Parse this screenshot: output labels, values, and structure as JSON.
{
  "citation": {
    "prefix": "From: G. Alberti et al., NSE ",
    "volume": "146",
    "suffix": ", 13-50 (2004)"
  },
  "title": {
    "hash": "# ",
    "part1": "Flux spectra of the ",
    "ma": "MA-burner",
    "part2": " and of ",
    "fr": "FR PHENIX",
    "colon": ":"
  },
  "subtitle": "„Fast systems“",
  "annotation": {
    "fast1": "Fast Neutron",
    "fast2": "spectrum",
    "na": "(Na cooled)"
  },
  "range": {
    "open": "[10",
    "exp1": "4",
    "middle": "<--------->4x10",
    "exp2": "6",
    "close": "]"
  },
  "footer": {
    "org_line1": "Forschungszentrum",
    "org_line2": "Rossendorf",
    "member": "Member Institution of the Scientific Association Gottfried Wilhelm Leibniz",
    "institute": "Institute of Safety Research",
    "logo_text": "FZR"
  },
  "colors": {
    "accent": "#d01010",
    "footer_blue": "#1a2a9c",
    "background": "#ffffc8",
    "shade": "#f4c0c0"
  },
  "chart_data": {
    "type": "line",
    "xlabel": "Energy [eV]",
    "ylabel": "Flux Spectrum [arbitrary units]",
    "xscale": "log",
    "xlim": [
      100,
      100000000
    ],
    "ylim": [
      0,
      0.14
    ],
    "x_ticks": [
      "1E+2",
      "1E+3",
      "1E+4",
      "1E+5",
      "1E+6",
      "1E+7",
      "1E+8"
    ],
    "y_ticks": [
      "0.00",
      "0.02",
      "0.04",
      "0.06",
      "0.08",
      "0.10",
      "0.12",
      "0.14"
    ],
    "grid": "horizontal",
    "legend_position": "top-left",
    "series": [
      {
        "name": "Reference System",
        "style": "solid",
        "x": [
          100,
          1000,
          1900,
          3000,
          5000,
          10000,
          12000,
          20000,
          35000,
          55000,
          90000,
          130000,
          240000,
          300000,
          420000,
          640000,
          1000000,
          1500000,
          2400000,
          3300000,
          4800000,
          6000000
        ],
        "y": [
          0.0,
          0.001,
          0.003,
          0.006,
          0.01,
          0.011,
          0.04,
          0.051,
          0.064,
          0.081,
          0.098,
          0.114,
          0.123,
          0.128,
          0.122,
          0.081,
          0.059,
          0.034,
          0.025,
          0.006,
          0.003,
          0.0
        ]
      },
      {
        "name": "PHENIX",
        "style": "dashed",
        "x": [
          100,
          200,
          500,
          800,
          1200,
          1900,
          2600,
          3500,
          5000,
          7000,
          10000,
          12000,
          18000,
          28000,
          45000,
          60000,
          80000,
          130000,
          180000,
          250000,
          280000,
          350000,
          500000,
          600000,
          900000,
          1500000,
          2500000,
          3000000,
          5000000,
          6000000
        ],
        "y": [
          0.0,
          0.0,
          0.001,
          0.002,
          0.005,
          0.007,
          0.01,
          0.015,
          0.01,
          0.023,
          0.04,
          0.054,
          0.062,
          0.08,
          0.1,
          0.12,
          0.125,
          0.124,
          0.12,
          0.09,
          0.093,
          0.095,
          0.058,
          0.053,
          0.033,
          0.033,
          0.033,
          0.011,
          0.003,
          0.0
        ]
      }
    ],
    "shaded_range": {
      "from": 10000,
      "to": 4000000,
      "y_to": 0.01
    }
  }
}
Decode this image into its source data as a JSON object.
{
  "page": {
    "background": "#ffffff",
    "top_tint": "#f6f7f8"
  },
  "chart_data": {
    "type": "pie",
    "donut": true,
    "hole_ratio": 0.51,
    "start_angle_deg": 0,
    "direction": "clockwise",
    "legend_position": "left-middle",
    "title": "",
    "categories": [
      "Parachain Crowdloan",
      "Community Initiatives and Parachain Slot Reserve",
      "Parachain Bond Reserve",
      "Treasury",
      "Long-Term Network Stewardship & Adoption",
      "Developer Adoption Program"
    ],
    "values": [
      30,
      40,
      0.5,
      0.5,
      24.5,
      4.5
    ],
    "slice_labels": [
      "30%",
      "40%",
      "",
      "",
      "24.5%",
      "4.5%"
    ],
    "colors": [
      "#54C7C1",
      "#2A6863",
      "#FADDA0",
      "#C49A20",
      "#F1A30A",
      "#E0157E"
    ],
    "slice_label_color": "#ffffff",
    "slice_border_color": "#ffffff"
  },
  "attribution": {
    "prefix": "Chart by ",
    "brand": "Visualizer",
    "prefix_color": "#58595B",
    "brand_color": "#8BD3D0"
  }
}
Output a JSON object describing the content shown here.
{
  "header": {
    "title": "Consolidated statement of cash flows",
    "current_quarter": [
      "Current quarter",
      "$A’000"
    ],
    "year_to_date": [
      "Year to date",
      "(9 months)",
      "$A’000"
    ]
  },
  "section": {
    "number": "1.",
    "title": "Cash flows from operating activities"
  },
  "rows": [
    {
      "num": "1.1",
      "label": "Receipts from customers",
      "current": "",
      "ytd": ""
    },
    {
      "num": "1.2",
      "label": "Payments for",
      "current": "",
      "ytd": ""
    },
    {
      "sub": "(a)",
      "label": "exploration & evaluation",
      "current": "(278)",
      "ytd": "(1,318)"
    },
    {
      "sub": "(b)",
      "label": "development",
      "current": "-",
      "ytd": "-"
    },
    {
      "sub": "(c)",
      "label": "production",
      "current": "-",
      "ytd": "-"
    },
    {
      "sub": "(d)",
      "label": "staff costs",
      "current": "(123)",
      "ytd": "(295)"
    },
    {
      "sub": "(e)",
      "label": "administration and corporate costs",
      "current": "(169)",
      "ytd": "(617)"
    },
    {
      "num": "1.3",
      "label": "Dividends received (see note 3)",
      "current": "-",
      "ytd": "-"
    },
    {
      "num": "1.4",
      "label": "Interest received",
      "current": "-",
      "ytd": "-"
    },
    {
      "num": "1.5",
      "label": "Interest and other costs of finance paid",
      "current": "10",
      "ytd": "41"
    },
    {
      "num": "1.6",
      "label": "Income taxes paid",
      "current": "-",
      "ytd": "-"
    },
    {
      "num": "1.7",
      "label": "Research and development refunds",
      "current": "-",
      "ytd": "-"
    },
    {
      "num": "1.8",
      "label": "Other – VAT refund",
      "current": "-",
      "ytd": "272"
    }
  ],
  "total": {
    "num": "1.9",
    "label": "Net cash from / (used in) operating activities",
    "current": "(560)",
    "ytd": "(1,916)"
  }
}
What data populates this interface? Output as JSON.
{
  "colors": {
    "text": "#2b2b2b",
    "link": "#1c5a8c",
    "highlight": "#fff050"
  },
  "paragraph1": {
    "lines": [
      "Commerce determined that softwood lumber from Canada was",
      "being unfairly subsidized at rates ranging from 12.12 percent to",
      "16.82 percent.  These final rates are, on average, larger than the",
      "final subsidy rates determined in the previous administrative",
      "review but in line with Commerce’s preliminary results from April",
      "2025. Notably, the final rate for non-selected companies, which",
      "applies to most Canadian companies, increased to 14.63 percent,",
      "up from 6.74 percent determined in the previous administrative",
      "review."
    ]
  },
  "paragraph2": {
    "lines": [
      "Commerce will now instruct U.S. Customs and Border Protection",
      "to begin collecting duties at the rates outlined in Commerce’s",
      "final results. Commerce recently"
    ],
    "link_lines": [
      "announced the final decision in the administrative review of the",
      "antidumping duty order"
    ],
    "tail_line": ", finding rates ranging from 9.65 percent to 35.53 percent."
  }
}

══════════════════════════════

_Task_
From the listing above, pick out each line where the word "ranging" appears.

_Final result_
      "being unfairly subsidized at rates ranging from 12.12 percent to",
    "tail_line": ", finding rates ranging from 9.65 percent to 35.53 percent."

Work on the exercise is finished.